Written problem: Search the entries for the word "граждан" and pull out each line that has it.
====== Records for the task ======
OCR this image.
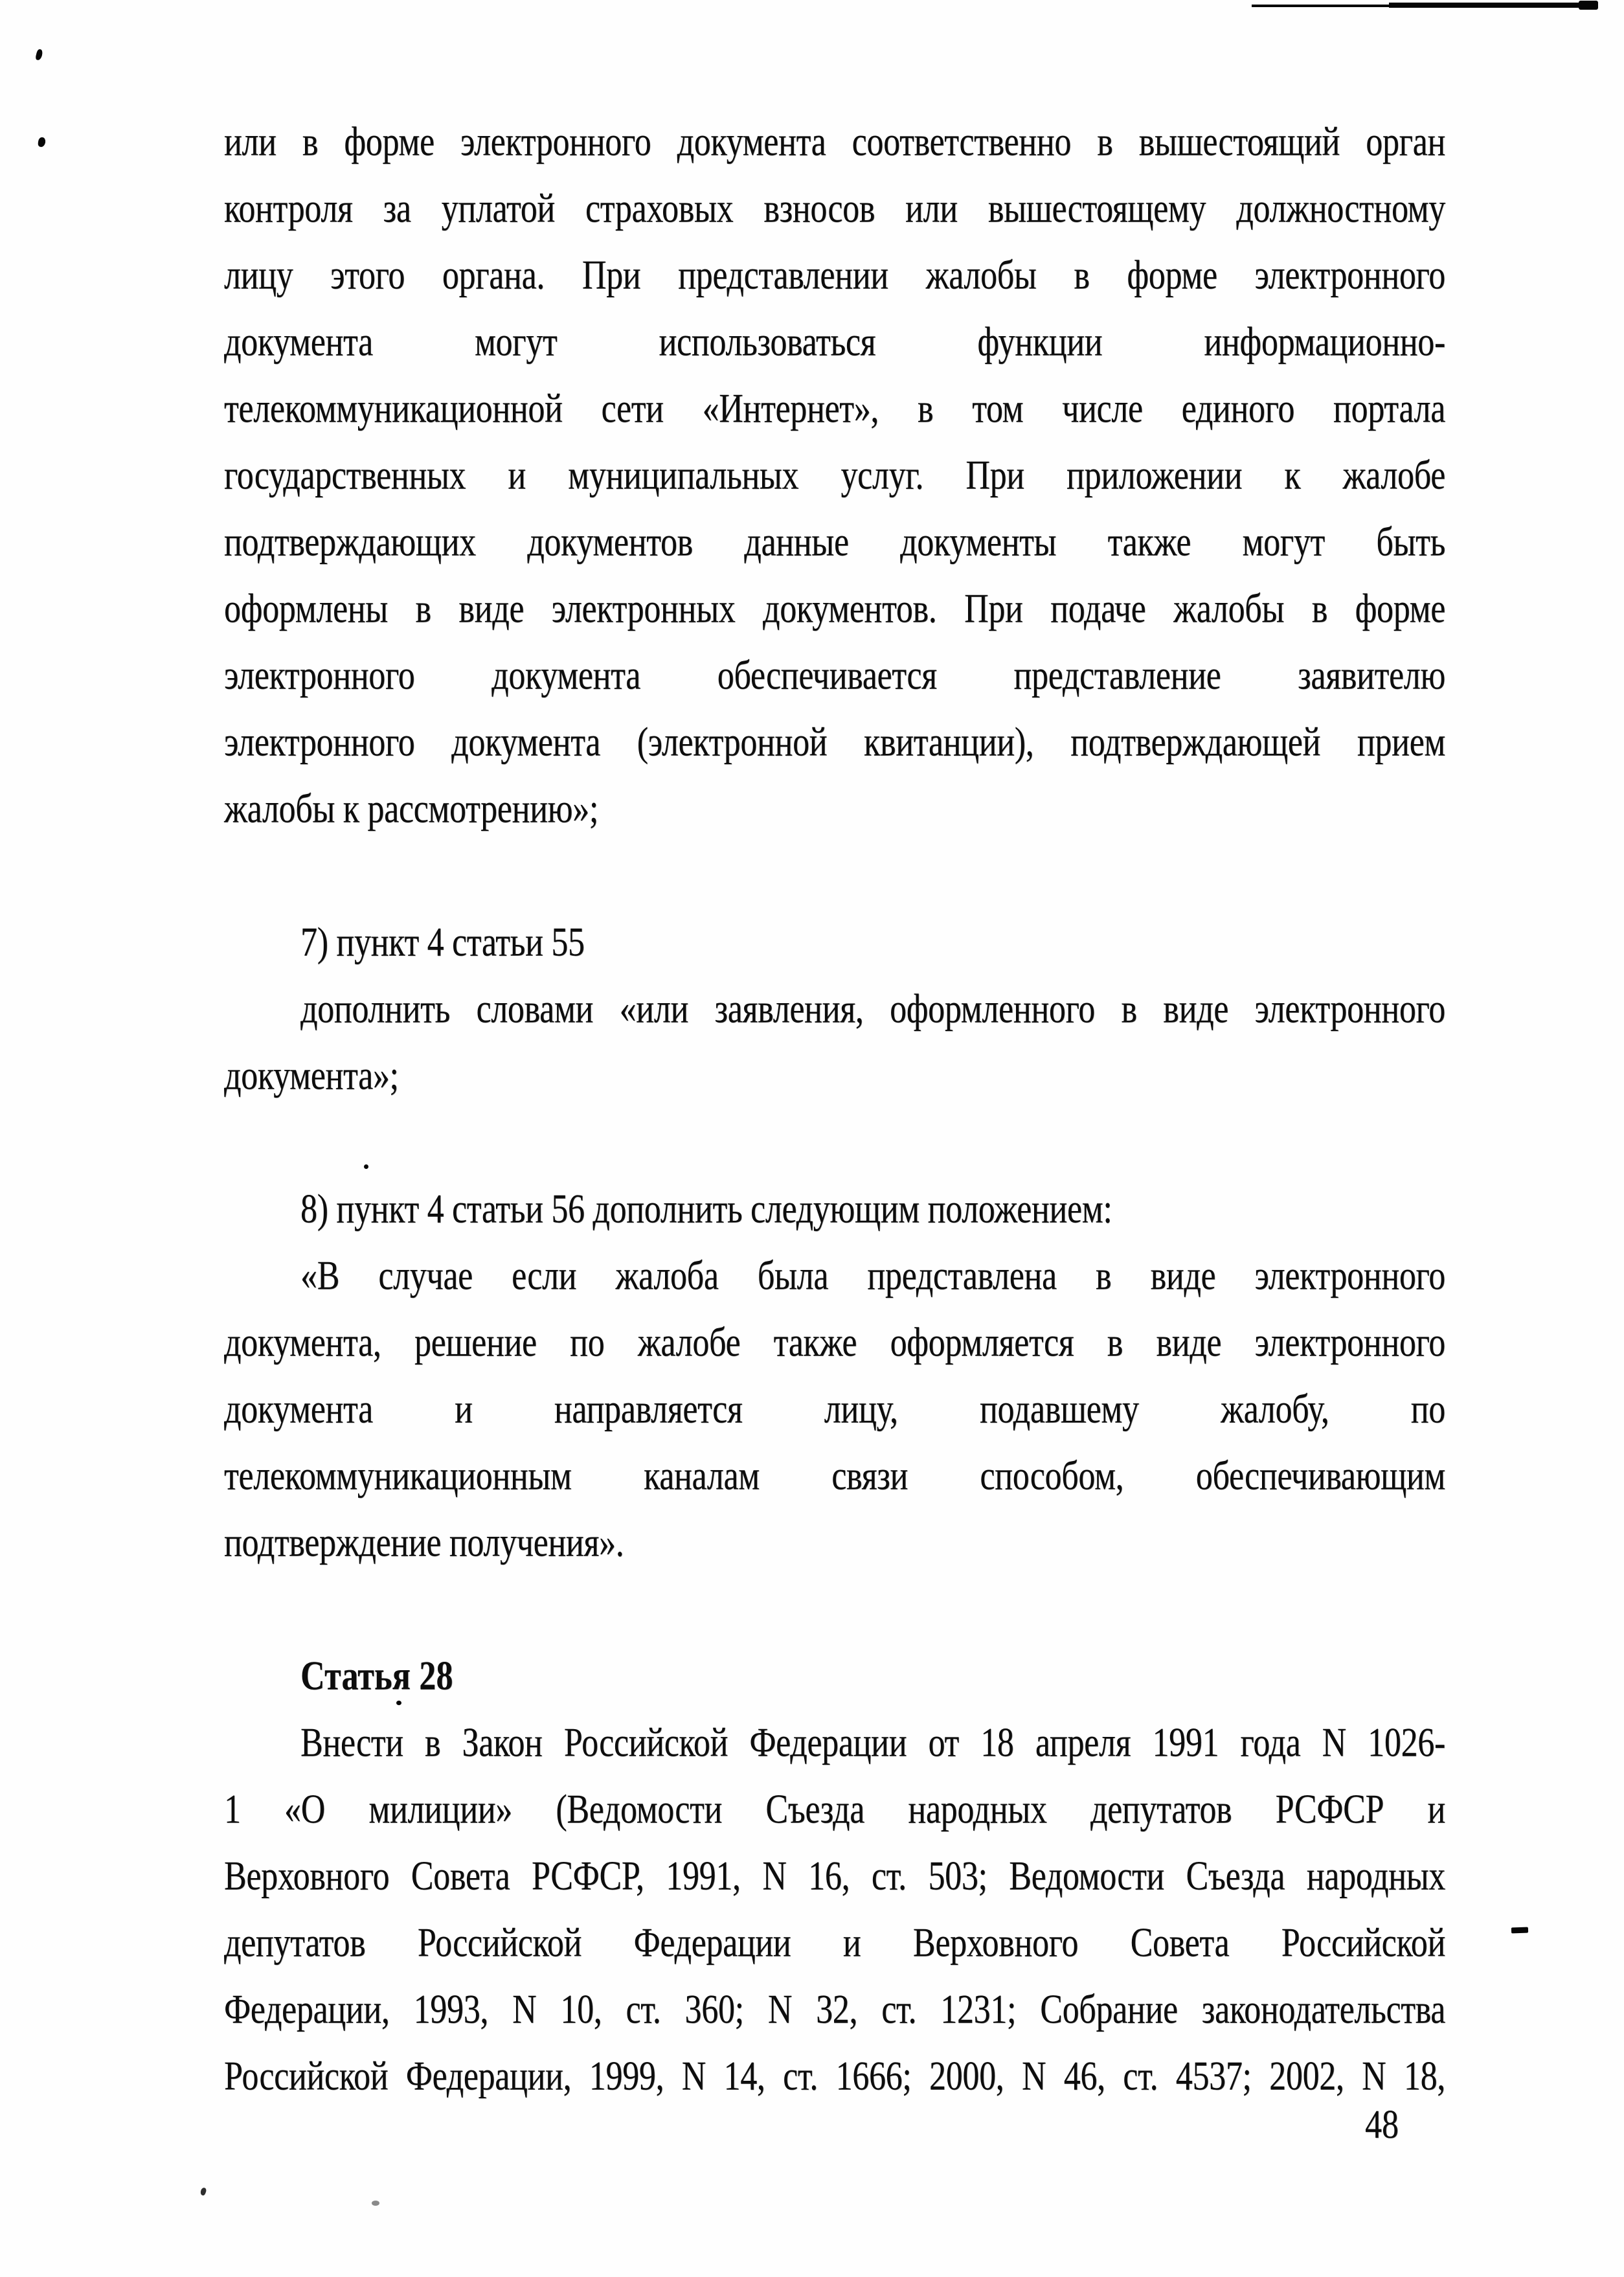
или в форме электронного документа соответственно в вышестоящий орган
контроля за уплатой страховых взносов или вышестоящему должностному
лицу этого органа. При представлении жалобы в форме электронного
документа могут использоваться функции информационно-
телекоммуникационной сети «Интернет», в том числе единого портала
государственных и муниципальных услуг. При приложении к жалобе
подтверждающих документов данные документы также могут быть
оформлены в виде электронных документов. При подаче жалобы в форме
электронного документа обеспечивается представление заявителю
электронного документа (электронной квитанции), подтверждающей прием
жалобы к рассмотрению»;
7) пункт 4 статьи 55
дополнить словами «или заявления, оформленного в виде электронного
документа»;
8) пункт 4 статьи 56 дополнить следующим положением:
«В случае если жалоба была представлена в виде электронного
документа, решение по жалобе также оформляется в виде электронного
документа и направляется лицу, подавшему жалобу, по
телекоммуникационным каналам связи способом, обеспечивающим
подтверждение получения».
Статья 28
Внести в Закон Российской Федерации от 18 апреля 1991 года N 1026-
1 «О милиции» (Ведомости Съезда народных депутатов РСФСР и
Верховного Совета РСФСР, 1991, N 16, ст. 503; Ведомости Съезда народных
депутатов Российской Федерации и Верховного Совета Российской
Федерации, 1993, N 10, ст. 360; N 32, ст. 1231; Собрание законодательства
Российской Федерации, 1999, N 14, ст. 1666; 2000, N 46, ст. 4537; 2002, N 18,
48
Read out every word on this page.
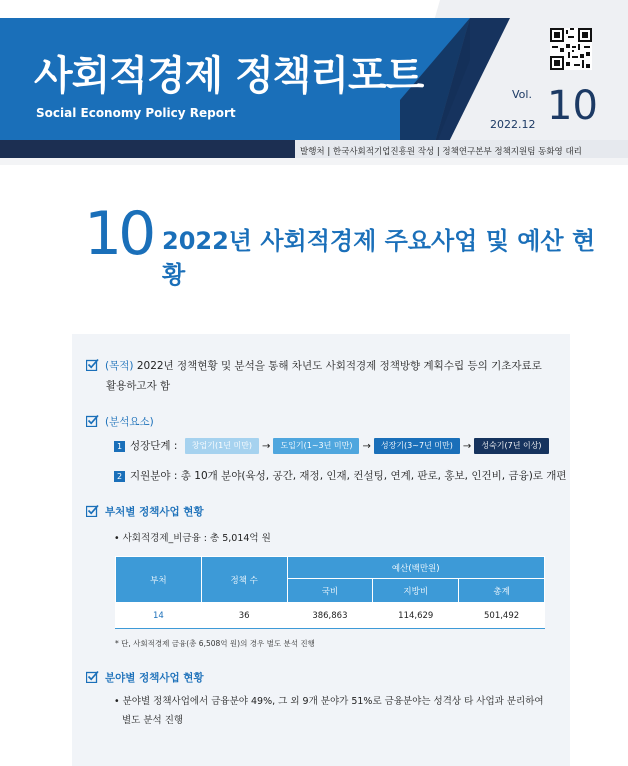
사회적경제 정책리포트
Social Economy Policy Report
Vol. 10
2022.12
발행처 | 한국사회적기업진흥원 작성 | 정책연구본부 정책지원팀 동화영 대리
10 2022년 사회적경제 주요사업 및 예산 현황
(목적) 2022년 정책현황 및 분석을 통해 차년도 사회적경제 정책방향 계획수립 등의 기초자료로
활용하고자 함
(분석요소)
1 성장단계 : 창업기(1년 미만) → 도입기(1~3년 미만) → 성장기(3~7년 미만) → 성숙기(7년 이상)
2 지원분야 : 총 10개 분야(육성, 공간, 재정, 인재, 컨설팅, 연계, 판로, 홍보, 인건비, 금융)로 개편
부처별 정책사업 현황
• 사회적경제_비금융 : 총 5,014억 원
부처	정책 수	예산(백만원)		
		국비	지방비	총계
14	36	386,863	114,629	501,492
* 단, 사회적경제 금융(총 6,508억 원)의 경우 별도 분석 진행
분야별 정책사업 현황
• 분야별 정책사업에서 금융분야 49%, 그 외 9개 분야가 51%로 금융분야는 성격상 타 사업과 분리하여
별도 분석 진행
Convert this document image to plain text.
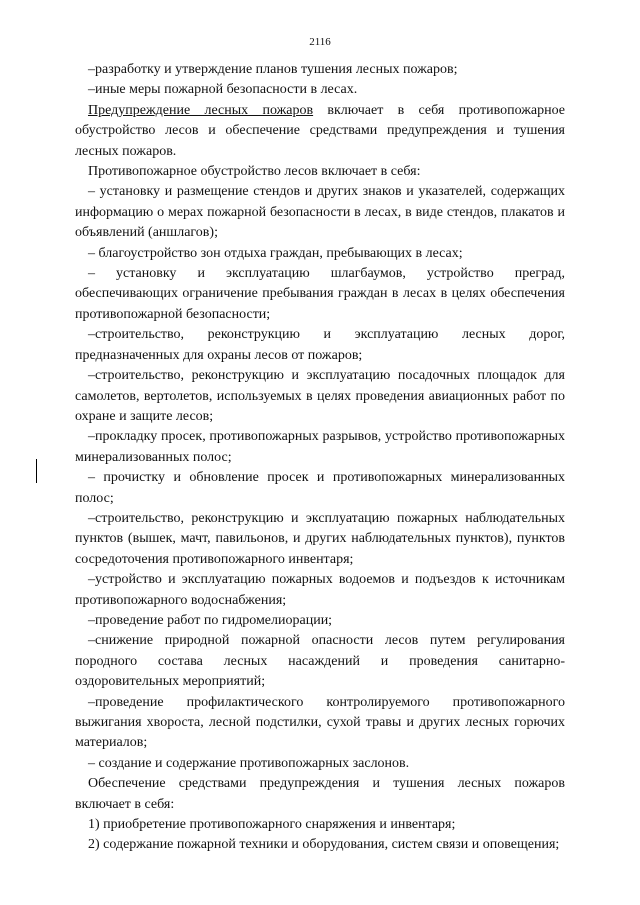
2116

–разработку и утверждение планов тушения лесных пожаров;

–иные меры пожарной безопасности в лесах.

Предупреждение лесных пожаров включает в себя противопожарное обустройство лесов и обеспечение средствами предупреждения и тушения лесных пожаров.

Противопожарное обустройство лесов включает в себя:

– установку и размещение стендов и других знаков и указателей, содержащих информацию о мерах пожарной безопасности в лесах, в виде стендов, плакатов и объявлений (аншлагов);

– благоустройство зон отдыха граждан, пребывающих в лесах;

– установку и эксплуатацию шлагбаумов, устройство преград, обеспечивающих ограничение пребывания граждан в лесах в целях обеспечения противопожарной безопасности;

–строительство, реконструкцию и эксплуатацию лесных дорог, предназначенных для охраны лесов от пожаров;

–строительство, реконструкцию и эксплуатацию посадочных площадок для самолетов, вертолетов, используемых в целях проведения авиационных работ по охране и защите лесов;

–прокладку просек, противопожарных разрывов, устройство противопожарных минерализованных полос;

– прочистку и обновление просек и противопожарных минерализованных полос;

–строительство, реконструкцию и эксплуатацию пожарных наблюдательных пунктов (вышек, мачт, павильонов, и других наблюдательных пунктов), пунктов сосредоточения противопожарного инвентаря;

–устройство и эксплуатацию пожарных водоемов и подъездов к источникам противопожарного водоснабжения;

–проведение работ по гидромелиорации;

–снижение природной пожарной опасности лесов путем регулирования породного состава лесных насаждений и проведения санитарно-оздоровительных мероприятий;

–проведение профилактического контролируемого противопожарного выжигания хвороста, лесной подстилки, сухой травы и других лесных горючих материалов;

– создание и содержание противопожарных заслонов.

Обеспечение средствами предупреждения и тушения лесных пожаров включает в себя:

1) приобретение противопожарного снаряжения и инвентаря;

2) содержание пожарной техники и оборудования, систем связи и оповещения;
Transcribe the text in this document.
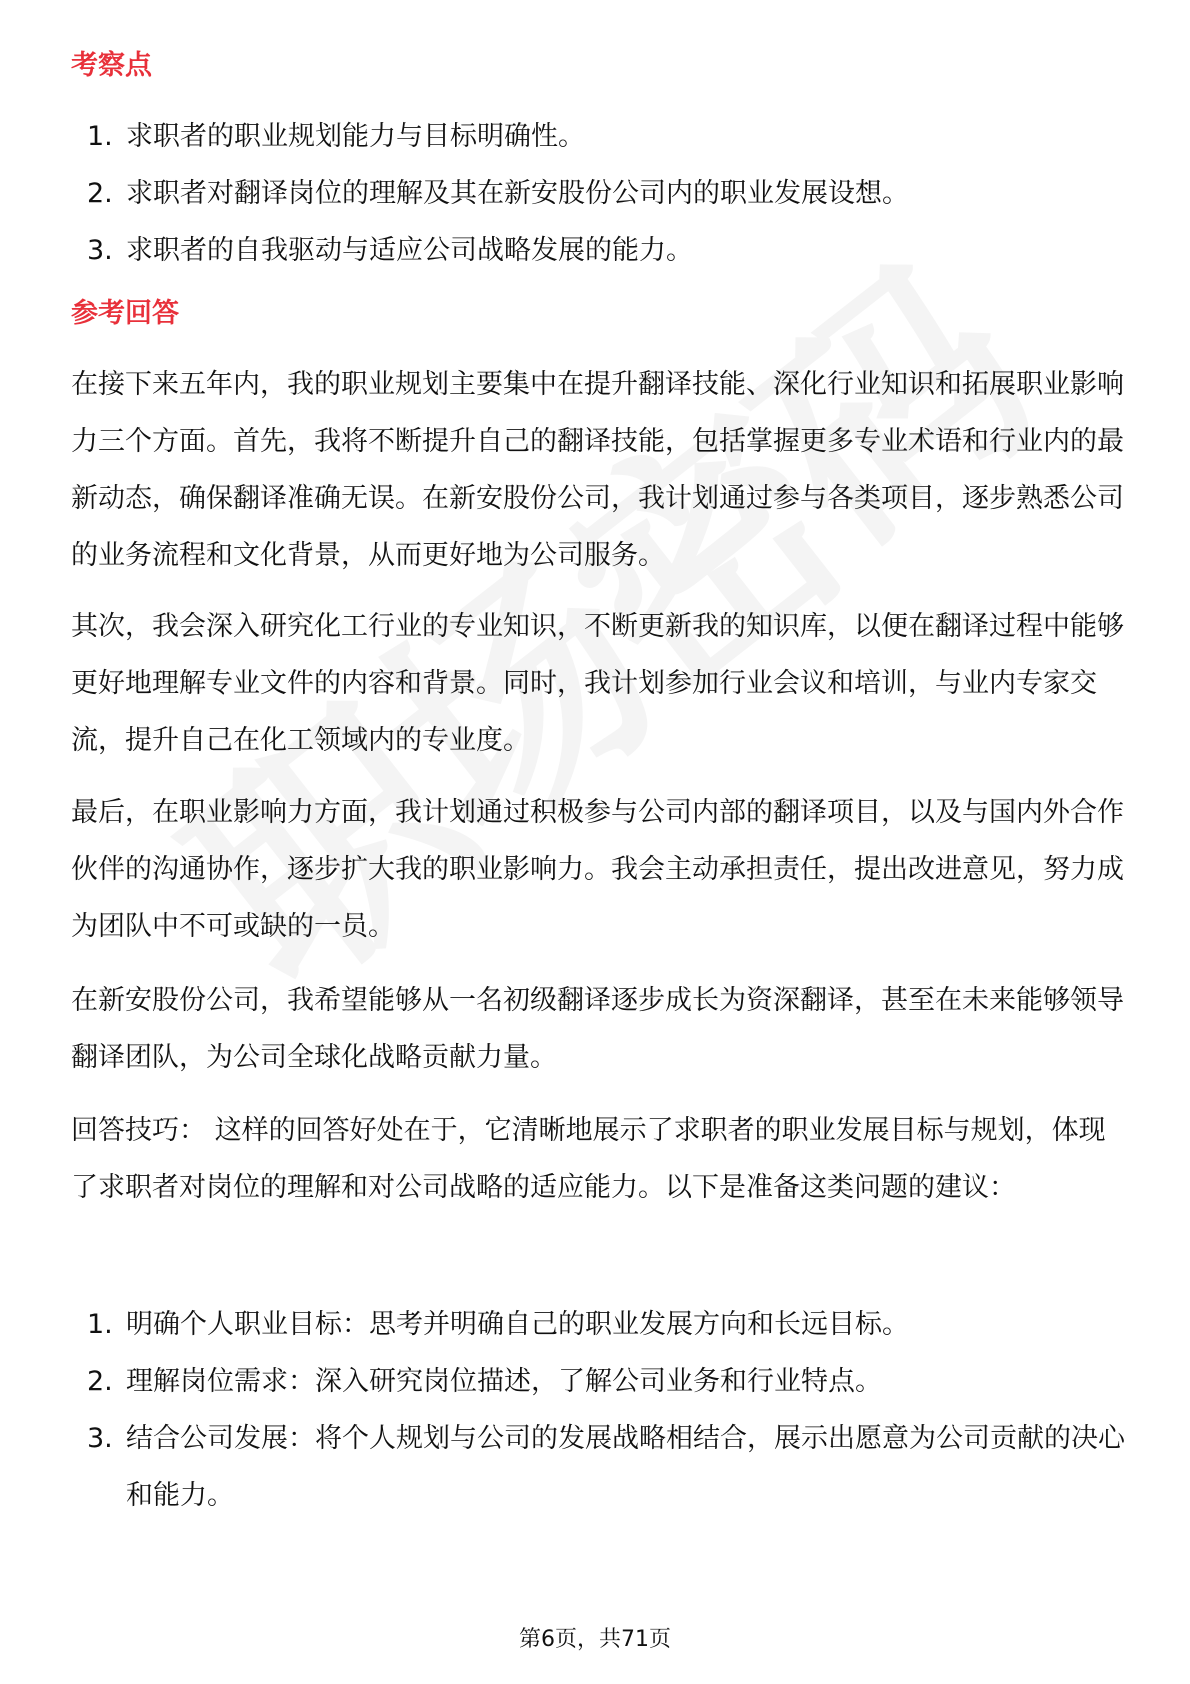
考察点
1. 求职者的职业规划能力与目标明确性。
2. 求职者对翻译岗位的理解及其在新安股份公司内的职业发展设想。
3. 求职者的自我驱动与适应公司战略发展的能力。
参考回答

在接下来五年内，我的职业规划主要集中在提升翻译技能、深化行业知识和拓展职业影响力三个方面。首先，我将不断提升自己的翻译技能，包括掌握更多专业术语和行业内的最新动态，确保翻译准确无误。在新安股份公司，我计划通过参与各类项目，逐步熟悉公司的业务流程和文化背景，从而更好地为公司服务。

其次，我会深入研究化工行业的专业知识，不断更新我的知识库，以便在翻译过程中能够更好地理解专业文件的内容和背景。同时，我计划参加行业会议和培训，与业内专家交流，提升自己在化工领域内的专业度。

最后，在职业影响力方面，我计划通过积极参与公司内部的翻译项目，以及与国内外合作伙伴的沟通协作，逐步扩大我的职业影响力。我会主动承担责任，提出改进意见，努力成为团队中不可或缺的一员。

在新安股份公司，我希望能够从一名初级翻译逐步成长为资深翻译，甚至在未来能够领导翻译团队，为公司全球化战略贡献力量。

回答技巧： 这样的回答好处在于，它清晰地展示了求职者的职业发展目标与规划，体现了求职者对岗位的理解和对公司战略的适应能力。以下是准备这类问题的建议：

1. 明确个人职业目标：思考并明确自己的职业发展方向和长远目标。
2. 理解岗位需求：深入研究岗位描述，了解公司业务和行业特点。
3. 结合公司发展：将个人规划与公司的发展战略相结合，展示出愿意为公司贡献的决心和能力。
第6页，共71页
======
Answer below:
– благоустройство зон отдыха граждан, пребывающих в лесах;
– установку и эксплуатацию шлагбаумов, устройство преград, обеспечивающих ограничение пребывания граждан в лесах в целях обеспечения противопожарной безопасности;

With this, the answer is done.